— BEGIN Material to process —

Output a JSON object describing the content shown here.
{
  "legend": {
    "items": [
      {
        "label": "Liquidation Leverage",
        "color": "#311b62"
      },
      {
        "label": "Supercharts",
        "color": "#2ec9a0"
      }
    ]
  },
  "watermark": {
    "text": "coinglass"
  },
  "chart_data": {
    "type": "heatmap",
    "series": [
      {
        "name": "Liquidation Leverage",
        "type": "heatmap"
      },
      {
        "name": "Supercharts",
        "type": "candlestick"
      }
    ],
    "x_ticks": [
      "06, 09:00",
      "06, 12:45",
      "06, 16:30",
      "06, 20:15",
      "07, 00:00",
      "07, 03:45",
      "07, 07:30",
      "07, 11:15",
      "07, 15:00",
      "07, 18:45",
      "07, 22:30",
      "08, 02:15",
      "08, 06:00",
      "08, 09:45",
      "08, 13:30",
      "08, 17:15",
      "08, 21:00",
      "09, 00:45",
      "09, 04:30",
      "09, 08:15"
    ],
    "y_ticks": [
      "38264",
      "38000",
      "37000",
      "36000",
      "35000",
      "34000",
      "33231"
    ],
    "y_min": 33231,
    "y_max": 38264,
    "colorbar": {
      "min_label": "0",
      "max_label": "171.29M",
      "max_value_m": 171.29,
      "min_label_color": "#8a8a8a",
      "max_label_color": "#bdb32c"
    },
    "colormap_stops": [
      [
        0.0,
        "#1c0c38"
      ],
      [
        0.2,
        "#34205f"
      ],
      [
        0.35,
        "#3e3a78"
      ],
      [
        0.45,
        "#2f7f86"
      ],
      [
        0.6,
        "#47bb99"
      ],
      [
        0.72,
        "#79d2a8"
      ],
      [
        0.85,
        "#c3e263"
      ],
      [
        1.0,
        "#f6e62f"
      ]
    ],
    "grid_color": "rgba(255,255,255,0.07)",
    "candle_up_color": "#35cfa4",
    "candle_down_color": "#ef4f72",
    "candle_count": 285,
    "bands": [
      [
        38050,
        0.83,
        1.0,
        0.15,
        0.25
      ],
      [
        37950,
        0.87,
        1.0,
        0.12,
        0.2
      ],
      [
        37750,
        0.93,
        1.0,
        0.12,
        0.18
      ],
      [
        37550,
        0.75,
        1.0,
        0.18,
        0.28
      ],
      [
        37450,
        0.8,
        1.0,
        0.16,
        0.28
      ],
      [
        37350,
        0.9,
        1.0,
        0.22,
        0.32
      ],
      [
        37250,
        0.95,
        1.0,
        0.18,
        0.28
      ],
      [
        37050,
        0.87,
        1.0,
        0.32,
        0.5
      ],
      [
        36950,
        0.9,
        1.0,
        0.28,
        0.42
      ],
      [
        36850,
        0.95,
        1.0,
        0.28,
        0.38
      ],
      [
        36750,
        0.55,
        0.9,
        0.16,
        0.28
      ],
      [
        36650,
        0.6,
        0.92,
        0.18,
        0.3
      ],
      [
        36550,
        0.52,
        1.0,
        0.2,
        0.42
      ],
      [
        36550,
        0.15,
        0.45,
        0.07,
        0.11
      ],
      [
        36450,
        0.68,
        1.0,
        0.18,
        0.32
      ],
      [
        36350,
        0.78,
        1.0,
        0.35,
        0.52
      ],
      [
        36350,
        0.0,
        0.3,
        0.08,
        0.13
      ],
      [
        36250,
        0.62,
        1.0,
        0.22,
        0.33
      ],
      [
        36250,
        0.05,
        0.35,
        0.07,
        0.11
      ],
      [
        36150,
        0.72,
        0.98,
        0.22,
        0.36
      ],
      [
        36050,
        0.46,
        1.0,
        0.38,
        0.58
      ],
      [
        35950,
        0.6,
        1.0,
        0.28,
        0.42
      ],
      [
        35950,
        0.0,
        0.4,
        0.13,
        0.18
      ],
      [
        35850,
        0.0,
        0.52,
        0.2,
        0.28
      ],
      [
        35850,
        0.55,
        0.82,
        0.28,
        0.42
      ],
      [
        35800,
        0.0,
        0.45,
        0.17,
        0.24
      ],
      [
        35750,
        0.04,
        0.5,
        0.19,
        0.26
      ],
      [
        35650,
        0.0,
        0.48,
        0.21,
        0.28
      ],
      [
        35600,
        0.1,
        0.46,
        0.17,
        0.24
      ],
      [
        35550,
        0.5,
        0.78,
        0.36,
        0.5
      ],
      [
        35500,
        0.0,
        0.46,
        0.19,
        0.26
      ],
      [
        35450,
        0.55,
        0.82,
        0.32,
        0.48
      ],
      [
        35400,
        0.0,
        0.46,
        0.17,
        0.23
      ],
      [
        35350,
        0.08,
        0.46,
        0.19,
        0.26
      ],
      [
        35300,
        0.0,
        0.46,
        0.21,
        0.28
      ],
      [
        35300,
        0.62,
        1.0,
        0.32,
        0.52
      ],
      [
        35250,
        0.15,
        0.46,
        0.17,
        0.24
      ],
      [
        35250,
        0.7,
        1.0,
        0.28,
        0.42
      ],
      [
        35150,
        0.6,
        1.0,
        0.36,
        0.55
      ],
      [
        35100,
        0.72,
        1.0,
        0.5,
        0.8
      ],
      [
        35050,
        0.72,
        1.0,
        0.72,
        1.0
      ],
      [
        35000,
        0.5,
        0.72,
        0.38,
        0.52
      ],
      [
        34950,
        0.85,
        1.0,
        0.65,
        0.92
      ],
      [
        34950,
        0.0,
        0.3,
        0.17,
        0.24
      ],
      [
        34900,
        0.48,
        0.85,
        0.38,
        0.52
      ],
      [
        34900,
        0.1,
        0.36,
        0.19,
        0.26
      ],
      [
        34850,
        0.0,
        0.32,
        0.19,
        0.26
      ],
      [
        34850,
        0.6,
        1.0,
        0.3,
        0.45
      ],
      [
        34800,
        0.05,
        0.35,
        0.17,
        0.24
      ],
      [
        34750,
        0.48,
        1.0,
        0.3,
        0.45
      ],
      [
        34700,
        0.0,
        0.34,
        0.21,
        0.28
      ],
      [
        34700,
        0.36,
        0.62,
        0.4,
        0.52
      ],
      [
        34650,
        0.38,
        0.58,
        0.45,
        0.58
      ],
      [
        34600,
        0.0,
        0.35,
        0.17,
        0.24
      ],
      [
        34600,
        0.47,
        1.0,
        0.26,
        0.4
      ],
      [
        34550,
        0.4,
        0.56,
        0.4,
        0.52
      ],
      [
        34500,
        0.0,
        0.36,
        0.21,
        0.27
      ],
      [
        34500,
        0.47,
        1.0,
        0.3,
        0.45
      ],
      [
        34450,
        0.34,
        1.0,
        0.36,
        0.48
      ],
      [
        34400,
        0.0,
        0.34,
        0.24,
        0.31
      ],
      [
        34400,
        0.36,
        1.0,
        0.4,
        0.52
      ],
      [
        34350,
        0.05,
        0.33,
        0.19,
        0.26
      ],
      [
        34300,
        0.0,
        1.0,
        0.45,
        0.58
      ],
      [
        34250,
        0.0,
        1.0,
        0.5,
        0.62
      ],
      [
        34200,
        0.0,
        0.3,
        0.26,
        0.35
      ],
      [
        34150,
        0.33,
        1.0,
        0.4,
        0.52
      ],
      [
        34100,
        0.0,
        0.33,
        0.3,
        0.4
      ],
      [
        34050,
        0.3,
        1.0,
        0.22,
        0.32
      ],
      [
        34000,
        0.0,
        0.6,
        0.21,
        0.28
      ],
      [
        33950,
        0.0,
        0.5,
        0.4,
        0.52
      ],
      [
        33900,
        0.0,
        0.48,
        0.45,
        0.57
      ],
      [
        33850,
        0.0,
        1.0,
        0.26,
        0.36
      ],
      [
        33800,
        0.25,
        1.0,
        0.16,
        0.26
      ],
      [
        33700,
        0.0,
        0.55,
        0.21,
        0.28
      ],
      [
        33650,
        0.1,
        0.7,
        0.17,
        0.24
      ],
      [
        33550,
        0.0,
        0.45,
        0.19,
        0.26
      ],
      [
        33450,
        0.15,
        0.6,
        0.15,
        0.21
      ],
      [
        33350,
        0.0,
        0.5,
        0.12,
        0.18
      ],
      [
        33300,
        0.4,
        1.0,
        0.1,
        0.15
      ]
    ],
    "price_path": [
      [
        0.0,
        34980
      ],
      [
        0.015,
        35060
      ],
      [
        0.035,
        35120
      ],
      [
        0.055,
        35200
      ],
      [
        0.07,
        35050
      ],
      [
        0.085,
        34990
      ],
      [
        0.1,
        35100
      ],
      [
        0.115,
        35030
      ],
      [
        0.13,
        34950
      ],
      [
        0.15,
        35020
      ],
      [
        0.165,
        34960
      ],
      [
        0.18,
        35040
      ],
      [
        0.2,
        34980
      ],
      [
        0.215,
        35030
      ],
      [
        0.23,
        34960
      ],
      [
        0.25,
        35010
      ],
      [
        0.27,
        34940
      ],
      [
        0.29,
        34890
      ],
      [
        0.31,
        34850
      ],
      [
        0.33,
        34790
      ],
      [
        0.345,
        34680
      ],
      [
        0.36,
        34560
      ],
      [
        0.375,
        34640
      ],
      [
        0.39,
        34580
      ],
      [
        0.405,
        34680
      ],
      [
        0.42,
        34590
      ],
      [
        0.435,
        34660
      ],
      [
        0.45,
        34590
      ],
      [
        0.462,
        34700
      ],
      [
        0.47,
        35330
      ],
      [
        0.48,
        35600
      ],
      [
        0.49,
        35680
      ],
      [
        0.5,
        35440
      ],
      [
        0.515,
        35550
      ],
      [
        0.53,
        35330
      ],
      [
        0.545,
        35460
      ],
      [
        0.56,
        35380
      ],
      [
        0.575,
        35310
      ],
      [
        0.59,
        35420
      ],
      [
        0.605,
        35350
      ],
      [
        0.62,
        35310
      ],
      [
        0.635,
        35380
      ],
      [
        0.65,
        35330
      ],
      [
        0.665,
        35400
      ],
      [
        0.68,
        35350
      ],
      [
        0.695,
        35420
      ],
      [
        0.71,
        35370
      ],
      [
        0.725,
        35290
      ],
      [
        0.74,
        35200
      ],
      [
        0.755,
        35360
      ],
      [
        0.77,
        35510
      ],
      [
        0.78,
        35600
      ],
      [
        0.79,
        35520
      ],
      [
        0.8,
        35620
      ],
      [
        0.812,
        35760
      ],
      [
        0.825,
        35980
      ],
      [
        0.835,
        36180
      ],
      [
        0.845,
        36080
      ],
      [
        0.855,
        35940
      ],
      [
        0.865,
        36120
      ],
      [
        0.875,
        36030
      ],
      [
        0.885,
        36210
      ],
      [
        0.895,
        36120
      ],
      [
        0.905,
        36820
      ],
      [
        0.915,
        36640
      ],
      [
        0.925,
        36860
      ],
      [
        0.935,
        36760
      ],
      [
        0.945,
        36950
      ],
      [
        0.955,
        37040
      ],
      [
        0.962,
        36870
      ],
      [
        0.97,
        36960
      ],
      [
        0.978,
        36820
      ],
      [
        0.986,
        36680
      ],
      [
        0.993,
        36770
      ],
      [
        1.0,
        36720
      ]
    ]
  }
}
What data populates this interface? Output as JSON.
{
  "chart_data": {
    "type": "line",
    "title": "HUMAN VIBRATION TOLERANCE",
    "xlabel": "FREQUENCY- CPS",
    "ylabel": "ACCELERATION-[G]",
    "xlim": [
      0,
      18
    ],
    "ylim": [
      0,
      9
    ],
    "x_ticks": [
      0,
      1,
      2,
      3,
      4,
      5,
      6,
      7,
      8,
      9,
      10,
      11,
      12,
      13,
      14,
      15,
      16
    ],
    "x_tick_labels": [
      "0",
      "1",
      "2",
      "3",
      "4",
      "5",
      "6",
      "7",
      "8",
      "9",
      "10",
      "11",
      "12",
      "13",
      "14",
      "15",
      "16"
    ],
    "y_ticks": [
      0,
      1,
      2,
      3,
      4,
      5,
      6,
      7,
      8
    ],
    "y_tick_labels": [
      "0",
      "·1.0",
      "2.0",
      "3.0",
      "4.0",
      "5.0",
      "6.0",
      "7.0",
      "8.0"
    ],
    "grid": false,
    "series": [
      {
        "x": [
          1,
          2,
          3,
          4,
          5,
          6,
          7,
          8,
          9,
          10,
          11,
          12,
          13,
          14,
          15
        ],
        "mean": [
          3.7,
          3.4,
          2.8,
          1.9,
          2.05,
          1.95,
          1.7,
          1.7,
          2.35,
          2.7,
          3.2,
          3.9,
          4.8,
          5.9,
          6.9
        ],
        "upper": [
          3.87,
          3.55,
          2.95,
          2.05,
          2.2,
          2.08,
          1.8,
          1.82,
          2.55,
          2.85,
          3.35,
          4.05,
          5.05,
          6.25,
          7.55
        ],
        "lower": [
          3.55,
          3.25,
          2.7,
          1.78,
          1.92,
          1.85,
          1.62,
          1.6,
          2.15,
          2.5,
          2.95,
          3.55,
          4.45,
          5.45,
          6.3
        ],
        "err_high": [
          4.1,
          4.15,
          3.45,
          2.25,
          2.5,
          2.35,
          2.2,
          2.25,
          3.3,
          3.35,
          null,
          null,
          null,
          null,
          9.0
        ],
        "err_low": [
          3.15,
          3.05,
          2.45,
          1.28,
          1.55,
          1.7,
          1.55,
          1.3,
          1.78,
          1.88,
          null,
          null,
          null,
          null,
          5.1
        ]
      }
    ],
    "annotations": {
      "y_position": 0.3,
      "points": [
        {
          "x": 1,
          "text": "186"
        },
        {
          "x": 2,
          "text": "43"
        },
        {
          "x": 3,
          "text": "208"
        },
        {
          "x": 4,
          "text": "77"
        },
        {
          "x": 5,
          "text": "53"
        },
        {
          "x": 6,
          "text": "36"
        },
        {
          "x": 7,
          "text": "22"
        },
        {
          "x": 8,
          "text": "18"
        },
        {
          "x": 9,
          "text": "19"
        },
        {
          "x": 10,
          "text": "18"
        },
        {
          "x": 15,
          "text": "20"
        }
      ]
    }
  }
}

— END Material to process —

-- What you have to do --
Copy out every line that includes the word "JSON".

-- Reply --
Output a JSON object describing the content shown here.
What data populates this interface? Output as JSON.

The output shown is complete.